- **CHALLENGE**:
Every line of the material that follows must be printed again exactly.

###

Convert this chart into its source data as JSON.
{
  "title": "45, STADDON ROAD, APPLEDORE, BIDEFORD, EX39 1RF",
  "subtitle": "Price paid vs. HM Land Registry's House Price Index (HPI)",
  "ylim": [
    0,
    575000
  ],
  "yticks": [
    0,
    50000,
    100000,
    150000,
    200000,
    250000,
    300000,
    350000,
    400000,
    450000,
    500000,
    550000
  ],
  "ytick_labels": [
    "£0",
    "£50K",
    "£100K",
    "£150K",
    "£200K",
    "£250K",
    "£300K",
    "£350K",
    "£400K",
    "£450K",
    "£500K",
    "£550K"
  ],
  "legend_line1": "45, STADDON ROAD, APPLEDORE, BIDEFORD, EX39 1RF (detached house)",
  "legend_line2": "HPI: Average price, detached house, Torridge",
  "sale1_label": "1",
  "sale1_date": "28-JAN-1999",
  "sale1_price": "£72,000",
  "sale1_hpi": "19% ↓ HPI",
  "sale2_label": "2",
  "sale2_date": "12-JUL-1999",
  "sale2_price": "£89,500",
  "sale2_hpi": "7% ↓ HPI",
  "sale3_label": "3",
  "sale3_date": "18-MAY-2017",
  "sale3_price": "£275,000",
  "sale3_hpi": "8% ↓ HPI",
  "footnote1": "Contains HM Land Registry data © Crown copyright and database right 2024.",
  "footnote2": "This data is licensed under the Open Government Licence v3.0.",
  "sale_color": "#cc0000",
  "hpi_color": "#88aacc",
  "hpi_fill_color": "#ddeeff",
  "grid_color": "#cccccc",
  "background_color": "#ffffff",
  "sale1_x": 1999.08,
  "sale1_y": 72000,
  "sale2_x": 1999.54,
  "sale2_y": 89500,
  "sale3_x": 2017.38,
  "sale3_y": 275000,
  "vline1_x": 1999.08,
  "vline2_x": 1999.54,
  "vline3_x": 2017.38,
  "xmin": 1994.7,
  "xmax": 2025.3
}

###

- **FINAL RESULT**:
Convert this chart into its source data as JSON.
{
  "title": "45, STADDON ROAD, APPLEDORE, BIDEFORD, EX39 1RF",
  "subtitle": "Price paid vs. HM Land Registry's House Price Index (HPI)",
  "ylim": [
    0,
    575000
  ],
  "yticks": [
    0,
    50000,
    100000,
    150000,
    200000,
    250000,
    300000,
    350000,
    400000,
    450000,
    500000,
    550000
  ],
  "ytick_labels": [
    "£0",
    "£50K",
    "£100K",
    "£150K",
    "£200K",
    "£250K",
    "£300K",
    "£350K",
    "£400K",
    "£450K",
    "£500K",
    "£550K"
  ],
  "legend_line1": "45, STADDON ROAD, APPLEDORE, BIDEFORD, EX39 1RF (detached house)",
  "legend_line2": "HPI: Average price, detached house, Torridge",
  "sale1_label": "1",
  "sale1_date": "28-JAN-1999",
  "sale1_price": "£72,000",
  "sale1_hpi": "19% ↓ HPI",
  "sale2_label": "2",
  "sale2_date": "12-JUL-1999",
  "sale2_price": "£89,500",
  "sale2_hpi": "7% ↓ HPI",
  "sale3_label": "3",
  "sale3_date": "18-MAY-2017",
  "sale3_price": "£275,000",
  "sale3_hpi": "8% ↓ HPI",
  "footnote1": "Contains HM Land Registry data © Crown copyright and database right 2024.",
  "footnote2": "This data is licensed under the Open Government Licence v3.0.",
  "sale_color": "#cc0000",
  "hpi_color": "#88aacc",
  "hpi_fill_color": "#ddeeff",
  "grid_color": "#cccccc",
  "background_color": "#ffffff",
  "sale1_x": 1999.08,
  "sale1_y": 72000,
  "sale2_x": 1999.54,
  "sale2_y": 89500,
  "sale3_x": 2017.38,
  "sale3_y": 275000,
  "vline1_x": 1999.08,
  "vline2_x": 1999.54,
  "vline3_x": 2017.38,
  "xmin": 1994.7,
  "xmax": 2025.3
}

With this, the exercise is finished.